Restate the full set of records exactly, without adding or dropping a word.

-- DATA SHOWN start --

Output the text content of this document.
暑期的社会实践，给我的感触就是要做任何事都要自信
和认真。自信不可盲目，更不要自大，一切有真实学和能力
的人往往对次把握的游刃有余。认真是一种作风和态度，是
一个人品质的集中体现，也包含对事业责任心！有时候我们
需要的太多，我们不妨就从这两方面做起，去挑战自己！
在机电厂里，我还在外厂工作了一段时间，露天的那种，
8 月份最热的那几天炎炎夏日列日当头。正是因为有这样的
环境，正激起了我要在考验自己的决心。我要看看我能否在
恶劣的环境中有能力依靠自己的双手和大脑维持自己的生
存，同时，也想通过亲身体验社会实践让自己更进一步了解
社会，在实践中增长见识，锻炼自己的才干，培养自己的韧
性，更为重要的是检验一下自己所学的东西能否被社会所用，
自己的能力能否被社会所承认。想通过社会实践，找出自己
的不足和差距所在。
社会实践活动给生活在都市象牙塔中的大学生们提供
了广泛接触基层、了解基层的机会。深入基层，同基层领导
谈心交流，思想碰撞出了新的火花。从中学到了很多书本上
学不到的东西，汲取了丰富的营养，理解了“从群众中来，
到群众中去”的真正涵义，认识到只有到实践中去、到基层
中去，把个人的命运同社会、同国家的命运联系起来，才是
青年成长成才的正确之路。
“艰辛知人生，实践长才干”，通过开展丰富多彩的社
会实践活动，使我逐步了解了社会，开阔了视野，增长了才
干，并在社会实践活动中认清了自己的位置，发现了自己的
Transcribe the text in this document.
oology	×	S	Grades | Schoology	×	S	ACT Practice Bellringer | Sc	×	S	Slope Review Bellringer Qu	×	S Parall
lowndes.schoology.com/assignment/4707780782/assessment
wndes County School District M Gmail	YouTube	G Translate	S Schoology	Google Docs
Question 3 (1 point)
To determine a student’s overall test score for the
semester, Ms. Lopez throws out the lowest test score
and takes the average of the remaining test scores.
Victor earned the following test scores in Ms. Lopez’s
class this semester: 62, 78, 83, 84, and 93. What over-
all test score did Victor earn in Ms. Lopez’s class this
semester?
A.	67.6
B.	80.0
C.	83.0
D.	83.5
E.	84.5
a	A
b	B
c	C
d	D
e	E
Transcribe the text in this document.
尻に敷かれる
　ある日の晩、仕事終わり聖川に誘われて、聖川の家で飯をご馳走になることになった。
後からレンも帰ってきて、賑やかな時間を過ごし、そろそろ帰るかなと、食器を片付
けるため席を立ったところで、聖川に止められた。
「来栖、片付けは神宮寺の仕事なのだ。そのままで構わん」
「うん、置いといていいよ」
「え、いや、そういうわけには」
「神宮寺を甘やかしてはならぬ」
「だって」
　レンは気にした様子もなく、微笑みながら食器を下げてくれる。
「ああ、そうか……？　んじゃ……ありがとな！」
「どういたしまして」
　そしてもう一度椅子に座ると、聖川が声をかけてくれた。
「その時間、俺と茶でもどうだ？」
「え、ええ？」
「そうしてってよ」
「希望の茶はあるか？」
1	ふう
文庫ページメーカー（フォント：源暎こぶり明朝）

-- DATA SHOWN end --

◆ THE ANSWER ◆
Output the text content of this document.
暑期的社会实践，给我的感触就是要做任何事都要自信
和认真。自信不可盲目，更不要自大，一切有真实学和能力
的人往往对次把握的游刃有余。认真是一种作风和态度，是
一个人品质的集中体现，也包含对事业责任心！有时候我们
需要的太多，我们不妨就从这两方面做起，去挑战自己！
在机电厂里，我还在外厂工作了一段时间，露天的那种，
8 月份最热的那几天炎炎夏日列日当头。正是因为有这样的
环境，正激起了我要在考验自己的决心。我要看看我能否在
恶劣的环境中有能力依靠自己的双手和大脑维持自己的生
存，同时，也想通过亲身体验社会实践让自己更进一步了解
社会，在实践中增长见识，锻炼自己的才干，培养自己的韧
性，更为重要的是检验一下自己所学的东西能否被社会所用，
自己的能力能否被社会所承认。想通过社会实践，找出自己
的不足和差距所在。
社会实践活动给生活在都市象牙塔中的大学生们提供
了广泛接触基层、了解基层的机会。深入基层，同基层领导
谈心交流，思想碰撞出了新的火花。从中学到了很多书本上
学不到的东西，汲取了丰富的营养，理解了“从群众中来，
到群众中去”的真正涵义，认识到只有到实践中去、到基层
中去，把个人的命运同社会、同国家的命运联系起来，才是
青年成长成才的正确之路。
“艰辛知人生，实践长才干”，通过开展丰富多彩的社
会实践活动，使我逐步了解了社会，开阔了视野，增长了才
干，并在社会实践活动中认清了自己的位置，发现了自己的
Transcribe the text in this document.
oology	×	S	Grades | Schoology	×	S	ACT Practice Bellringer | Sc	×	S	Slope Review Bellringer Qu	×	S Parall
lowndes.schoology.com/assignment/4707780782/assessment
wndes County School District M Gmail	YouTube	G Translate	S Schoology	Google Docs
Question 3 (1 point)
To determine a student’s overall test score for the
semester, Ms. Lopez throws out the lowest test score
and takes the average of the remaining test scores.
Victor earned the following test scores in Ms. Lopez’s
class this semester: 62, 78, 83, 84, and 93. What over-
all test score did Victor earn in Ms. Lopez’s class this
semester?
A.	67.6
B.	80.0
C.	83.0
D.	83.5
E.	84.5
a	A
b	B
c	C
d	D
e	E
Transcribe the text in this document.
尻に敷かれる
　ある日の晩、仕事終わり聖川に誘われて、聖川の家で飯をご馳走になることになった。
後からレンも帰ってきて、賑やかな時間を過ごし、そろそろ帰るかなと、食器を片付
けるため席を立ったところで、聖川に止められた。
「来栖、片付けは神宮寺の仕事なのだ。そのままで構わん」
「うん、置いといていいよ」
「え、いや、そういうわけには」
「神宮寺を甘やかしてはならぬ」
「だって」
　レンは気にした様子もなく、微笑みながら食器を下げてくれる。
「ああ、そうか……？　んじゃ……ありがとな！」
「どういたしまして」
　そしてもう一度椅子に座ると、聖川が声をかけてくれた。
「その時間、俺と茶でもどうだ？」
「え、ええ？」
「そうしてってよ」
「希望の茶はあるか？」
1	ふう
文庫ページメーカー（フォント：源暎こぶり明朝）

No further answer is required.